EXERCISE TASK: Update the lines from the one holding "y-tick-label: 30 — [52, 2020, 83, 2048]" through the one holding "legend: SVM KPCA-BPNN KPCA-SVM — [647, 1984, 819, 2074]", inclusive, by writing them out again with "y-tick-label" changed to "y-axis-tick-label" and everything else left as it is.

AVAILABLE RECORDS:

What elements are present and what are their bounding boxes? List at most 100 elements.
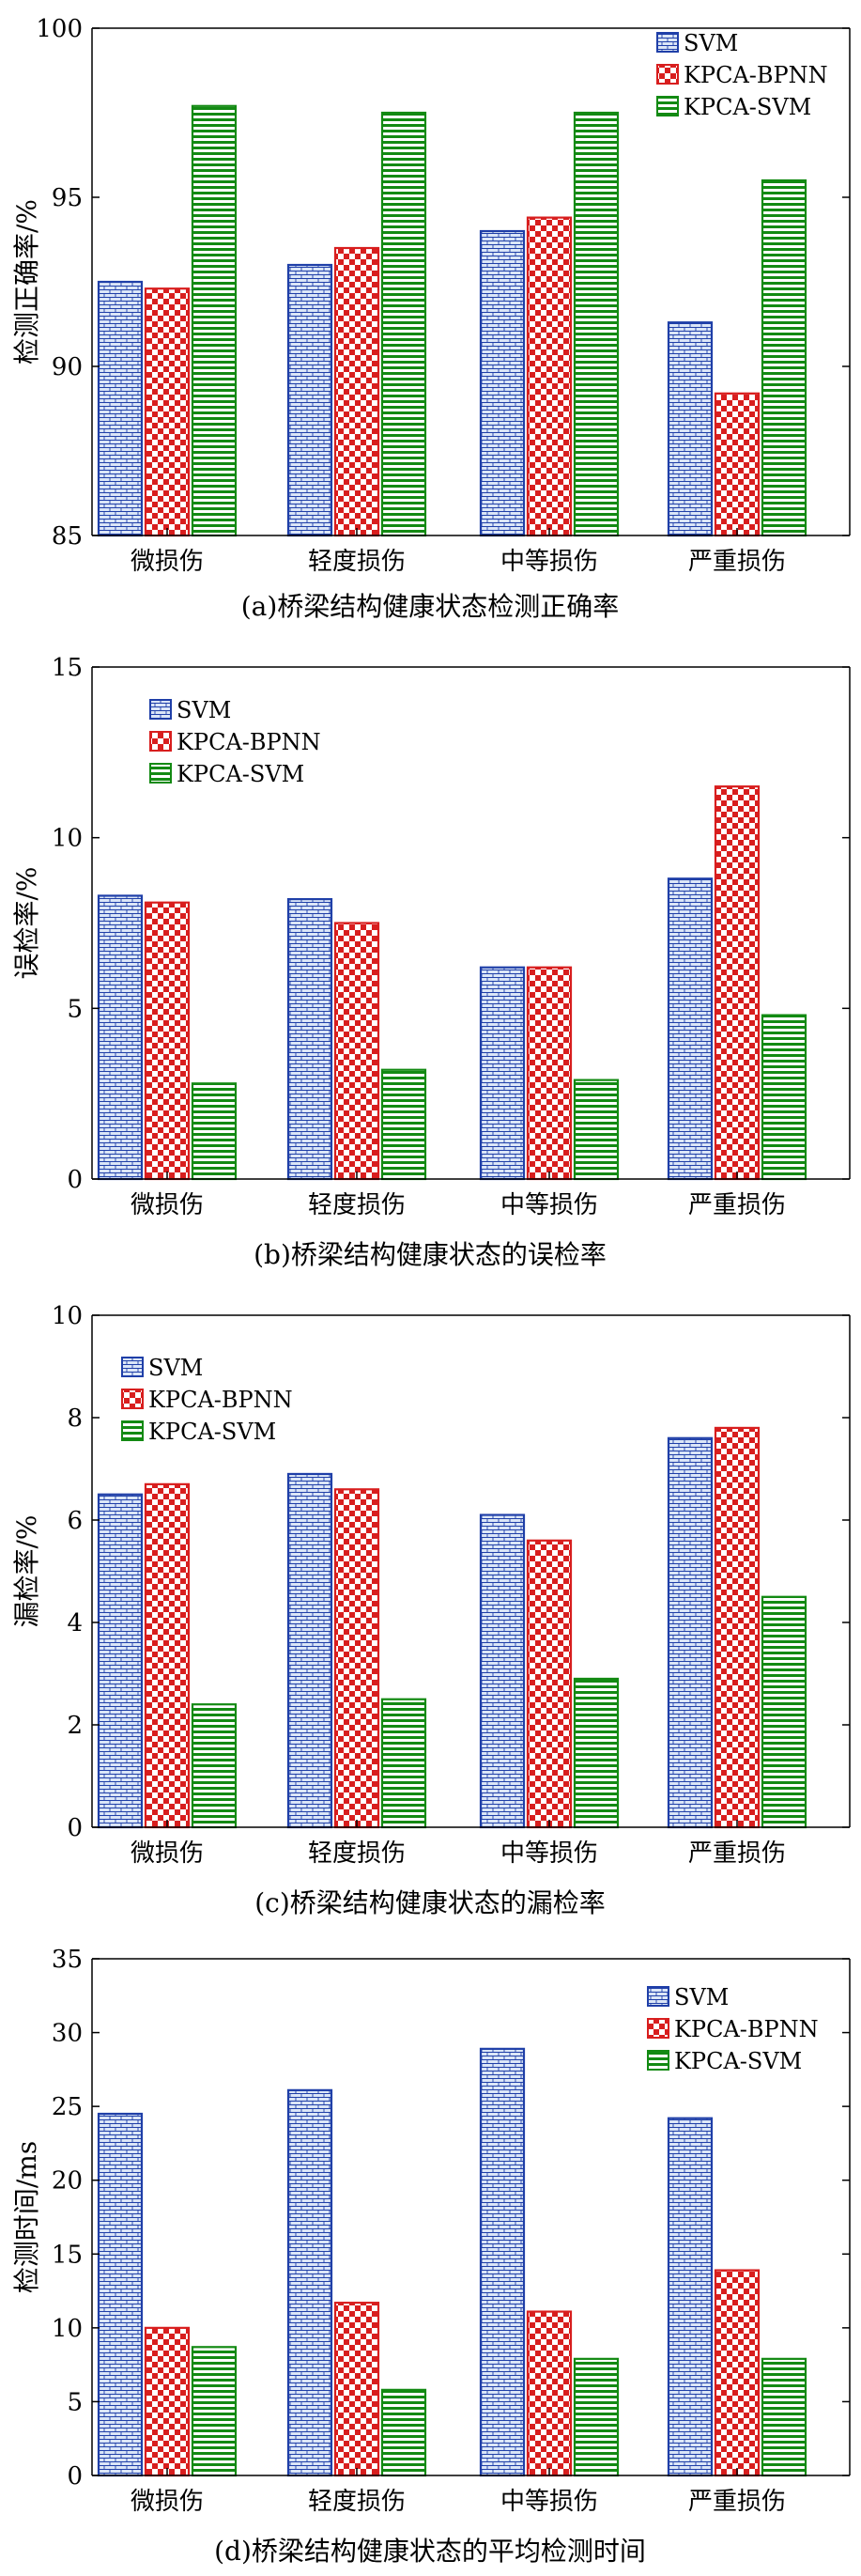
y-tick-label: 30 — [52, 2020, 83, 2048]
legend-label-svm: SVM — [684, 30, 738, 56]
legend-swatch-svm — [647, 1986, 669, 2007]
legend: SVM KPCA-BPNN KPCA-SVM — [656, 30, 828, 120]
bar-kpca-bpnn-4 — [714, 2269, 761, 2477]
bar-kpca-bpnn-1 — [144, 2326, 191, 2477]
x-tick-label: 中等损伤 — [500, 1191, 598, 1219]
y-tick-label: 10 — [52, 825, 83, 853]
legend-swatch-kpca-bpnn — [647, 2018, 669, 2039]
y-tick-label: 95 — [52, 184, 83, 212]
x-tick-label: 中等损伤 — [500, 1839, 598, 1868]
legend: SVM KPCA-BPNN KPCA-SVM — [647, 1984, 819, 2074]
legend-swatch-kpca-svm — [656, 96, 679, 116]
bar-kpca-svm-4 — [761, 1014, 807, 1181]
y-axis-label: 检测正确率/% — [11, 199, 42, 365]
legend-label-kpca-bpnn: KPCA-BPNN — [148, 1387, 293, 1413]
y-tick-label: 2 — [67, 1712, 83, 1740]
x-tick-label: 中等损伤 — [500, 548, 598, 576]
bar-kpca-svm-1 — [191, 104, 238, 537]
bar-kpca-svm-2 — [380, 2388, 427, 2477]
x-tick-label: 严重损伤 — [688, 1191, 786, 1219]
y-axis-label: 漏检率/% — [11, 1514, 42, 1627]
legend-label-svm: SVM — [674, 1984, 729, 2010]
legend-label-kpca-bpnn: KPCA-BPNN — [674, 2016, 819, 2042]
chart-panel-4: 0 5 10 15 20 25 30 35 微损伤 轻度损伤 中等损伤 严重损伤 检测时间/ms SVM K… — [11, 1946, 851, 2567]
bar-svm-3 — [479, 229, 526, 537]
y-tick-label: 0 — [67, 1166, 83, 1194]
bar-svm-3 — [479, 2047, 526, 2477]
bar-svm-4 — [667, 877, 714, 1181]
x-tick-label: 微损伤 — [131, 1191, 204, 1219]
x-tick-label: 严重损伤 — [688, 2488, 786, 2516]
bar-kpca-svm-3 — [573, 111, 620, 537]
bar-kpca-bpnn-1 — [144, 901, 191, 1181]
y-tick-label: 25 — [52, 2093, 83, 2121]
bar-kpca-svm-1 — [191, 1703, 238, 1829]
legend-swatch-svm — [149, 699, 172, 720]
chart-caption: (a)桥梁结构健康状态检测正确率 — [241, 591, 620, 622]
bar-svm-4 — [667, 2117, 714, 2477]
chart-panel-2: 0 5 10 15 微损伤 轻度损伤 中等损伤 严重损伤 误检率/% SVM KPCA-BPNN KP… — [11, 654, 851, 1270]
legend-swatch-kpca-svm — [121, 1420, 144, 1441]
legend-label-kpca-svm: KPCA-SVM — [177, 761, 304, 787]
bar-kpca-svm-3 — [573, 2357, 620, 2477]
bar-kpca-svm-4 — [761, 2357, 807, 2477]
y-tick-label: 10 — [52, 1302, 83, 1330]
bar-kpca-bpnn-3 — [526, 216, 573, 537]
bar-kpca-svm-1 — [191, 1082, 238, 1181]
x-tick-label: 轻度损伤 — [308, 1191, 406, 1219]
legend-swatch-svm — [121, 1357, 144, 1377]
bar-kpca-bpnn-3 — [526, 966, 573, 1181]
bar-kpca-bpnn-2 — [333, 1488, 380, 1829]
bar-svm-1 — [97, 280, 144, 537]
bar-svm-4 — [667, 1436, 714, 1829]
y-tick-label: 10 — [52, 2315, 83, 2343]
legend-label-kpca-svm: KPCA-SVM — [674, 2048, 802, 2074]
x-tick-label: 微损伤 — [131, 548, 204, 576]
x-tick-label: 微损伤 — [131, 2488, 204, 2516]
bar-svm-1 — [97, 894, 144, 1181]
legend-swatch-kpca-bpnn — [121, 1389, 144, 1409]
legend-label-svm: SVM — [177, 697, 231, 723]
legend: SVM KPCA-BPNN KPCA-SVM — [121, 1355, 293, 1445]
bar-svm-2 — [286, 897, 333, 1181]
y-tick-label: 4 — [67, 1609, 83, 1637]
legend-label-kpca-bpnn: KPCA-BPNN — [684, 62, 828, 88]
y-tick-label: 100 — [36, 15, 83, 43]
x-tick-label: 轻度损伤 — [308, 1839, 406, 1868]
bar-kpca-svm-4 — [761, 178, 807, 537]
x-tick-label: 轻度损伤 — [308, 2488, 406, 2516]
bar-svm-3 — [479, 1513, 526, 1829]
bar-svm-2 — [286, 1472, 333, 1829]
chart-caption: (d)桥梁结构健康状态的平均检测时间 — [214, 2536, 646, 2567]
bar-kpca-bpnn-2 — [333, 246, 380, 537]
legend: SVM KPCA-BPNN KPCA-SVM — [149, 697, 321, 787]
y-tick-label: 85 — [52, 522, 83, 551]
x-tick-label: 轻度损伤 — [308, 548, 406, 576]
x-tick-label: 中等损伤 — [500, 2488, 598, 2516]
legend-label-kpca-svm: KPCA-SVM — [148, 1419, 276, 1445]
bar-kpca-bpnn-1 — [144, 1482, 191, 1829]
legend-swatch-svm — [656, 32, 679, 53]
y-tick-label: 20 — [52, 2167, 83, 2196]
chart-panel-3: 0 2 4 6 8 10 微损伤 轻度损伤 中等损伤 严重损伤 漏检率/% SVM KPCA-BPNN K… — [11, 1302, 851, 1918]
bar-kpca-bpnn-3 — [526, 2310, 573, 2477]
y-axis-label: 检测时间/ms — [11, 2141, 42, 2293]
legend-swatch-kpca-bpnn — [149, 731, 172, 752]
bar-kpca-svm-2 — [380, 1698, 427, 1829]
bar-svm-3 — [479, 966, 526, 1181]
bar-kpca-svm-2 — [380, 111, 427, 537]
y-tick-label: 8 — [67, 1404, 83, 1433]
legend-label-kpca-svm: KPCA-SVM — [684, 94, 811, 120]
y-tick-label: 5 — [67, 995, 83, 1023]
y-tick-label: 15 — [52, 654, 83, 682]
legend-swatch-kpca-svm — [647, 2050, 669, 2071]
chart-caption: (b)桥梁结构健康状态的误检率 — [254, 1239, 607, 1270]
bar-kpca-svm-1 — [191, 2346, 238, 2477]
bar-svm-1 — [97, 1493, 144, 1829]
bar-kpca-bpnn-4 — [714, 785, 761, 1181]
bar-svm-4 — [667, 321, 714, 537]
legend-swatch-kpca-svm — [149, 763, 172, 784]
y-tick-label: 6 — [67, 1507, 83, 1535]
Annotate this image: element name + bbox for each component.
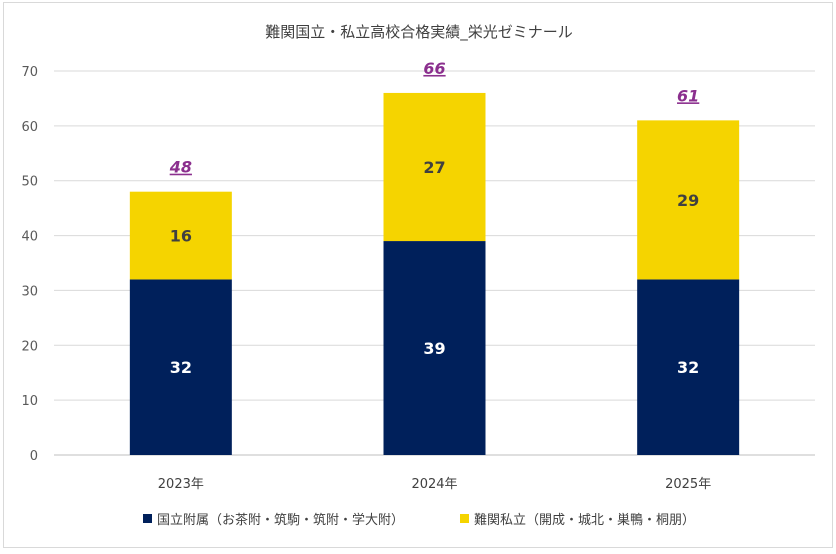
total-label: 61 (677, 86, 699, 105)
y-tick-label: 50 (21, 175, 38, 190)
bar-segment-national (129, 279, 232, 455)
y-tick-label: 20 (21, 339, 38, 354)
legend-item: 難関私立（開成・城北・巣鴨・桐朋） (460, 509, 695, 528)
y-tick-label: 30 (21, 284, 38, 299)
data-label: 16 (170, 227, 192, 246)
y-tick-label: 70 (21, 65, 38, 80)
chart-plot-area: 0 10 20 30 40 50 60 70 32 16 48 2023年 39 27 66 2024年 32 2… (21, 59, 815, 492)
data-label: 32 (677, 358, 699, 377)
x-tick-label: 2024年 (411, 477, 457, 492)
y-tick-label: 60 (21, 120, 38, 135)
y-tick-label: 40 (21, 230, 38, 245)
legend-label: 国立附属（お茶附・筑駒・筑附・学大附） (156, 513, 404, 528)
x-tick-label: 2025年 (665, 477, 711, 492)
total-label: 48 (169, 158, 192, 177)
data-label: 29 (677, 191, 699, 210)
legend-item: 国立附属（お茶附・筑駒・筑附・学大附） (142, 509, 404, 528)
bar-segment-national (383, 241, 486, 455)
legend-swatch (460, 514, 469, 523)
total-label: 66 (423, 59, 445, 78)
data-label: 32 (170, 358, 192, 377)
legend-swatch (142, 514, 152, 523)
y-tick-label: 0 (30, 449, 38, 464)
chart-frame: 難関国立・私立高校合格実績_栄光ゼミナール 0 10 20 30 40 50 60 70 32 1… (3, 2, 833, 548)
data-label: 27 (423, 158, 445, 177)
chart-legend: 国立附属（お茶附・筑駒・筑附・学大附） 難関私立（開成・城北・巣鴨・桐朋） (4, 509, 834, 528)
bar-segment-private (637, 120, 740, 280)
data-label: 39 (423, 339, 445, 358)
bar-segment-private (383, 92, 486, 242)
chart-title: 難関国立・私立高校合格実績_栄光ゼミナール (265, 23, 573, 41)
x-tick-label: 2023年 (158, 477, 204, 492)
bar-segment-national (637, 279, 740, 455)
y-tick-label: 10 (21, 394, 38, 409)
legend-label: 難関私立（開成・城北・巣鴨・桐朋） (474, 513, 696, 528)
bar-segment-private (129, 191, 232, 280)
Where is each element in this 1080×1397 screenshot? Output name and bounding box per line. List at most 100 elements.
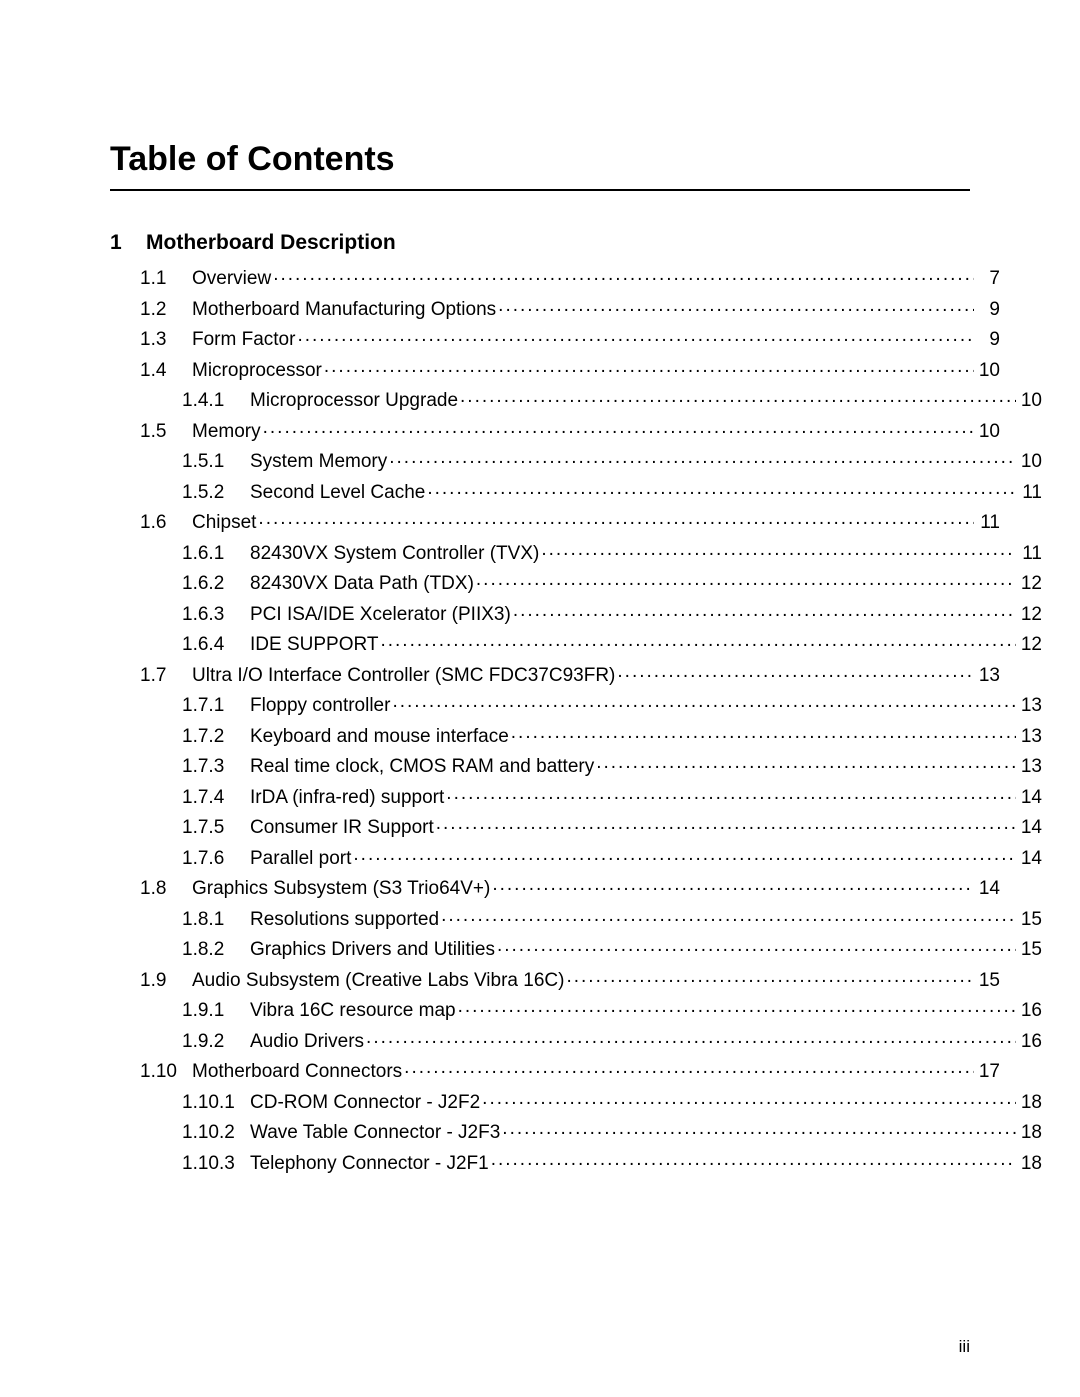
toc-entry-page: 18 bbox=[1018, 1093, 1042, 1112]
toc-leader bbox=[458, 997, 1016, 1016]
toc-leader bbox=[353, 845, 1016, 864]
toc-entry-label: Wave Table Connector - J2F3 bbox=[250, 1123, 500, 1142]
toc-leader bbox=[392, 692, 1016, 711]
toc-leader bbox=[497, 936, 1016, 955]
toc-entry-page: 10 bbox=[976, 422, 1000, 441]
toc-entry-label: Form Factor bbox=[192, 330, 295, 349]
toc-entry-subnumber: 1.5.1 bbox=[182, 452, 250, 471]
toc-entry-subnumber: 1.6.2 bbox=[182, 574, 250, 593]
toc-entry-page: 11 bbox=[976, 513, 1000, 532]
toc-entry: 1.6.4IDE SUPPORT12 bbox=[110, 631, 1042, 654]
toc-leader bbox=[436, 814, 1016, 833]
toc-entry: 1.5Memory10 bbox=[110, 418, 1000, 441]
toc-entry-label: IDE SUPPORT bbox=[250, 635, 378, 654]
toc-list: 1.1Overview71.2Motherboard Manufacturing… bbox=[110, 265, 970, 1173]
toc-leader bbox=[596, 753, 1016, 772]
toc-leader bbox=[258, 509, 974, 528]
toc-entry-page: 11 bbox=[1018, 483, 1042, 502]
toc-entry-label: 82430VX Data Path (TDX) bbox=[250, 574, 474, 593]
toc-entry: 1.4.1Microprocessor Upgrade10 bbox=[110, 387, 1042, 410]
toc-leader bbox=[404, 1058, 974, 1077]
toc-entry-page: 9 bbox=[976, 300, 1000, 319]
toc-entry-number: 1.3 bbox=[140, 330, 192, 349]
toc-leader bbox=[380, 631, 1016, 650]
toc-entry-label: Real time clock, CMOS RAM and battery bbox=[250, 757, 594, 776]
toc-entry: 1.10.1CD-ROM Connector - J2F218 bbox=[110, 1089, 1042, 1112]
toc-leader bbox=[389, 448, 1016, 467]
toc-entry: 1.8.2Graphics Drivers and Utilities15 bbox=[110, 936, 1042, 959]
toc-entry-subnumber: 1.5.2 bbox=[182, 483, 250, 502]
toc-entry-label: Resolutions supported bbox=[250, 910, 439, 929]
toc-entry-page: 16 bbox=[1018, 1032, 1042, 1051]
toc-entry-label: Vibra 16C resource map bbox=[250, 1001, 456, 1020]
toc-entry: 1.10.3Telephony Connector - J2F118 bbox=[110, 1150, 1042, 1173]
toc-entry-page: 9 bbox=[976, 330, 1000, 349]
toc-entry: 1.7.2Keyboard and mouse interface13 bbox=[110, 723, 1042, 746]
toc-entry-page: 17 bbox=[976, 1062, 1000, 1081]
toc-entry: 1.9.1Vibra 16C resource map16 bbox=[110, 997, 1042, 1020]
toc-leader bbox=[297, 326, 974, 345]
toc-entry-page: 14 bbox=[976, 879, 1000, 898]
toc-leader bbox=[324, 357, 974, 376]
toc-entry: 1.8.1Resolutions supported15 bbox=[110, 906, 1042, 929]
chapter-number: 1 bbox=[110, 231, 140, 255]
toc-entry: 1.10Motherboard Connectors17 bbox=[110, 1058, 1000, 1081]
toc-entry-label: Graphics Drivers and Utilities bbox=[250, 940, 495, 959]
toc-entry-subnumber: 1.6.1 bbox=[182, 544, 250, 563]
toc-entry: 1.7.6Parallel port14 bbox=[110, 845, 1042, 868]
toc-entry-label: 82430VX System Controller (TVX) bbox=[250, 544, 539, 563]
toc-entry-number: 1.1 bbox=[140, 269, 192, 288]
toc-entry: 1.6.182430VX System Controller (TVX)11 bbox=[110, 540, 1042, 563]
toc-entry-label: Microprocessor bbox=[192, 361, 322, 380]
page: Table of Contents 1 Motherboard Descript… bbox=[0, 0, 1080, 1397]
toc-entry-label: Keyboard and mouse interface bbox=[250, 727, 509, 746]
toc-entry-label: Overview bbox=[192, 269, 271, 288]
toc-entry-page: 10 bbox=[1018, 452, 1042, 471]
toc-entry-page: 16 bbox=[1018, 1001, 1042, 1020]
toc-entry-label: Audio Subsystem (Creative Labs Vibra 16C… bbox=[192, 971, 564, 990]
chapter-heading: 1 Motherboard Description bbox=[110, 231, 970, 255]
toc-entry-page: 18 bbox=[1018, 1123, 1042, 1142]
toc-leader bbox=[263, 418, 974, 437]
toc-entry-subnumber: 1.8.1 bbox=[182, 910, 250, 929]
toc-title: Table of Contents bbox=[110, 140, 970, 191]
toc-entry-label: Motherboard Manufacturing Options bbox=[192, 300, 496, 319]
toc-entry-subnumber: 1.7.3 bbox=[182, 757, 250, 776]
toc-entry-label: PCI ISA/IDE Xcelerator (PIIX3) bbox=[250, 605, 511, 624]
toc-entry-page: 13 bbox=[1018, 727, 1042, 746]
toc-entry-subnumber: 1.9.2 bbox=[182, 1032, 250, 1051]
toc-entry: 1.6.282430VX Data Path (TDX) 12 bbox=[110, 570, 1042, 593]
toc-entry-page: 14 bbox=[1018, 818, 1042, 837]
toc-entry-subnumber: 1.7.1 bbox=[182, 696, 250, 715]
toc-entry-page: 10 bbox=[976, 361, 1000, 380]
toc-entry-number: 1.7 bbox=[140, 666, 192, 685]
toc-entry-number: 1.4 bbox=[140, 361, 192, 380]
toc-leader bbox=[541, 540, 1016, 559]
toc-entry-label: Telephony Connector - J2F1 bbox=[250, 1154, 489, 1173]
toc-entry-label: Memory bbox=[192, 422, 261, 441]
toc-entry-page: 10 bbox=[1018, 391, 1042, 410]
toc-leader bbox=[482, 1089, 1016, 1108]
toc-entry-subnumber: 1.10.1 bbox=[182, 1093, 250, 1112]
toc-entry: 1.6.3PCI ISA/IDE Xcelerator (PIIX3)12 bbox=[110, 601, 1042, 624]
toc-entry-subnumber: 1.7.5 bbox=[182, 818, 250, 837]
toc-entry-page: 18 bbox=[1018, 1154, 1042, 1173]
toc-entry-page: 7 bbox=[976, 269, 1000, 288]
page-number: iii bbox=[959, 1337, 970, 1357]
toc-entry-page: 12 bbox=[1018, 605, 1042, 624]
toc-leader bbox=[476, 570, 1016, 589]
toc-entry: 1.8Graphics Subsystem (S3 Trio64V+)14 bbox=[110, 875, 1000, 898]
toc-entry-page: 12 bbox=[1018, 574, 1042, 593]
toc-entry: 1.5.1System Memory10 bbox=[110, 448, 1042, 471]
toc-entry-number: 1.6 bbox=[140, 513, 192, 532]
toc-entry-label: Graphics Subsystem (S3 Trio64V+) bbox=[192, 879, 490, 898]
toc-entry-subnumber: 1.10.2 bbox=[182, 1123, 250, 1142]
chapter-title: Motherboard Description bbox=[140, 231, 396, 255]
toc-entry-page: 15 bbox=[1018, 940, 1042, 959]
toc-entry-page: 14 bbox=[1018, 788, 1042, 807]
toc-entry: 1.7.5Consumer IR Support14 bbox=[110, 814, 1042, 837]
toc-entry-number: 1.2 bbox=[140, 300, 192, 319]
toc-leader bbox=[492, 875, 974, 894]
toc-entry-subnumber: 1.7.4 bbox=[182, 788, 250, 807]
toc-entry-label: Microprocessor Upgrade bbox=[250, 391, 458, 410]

TASK OUTPUT:
y-axis-tick-label: 30 — [52, 2020, 83, 2048]
legend-label-svm: SVM — [684, 30, 738, 56]
legend-swatch-svm — [647, 1986, 669, 2007]
legend: SVM KPCA-BPNN KPCA-SVM — [656, 30, 828, 120]
bar-kpca-bpnn-4 — [714, 2269, 761, 2477]
bar-kpca-bpnn-1 — [144, 2326, 191, 2477]
x-tick-label: 中等损伤 — [500, 1191, 598, 1219]
y-axis-tick-label: 10 — [52, 825, 83, 853]
legend-swatch-kpca-bpnn — [647, 2018, 669, 2039]
y-axis-tick-label: 95 — [52, 184, 83, 212]
x-tick-label: 中等损伤 — [500, 1839, 598, 1868]
legend: SVM KPCA-BPNN KPCA-SVM — [647, 1984, 819, 2074]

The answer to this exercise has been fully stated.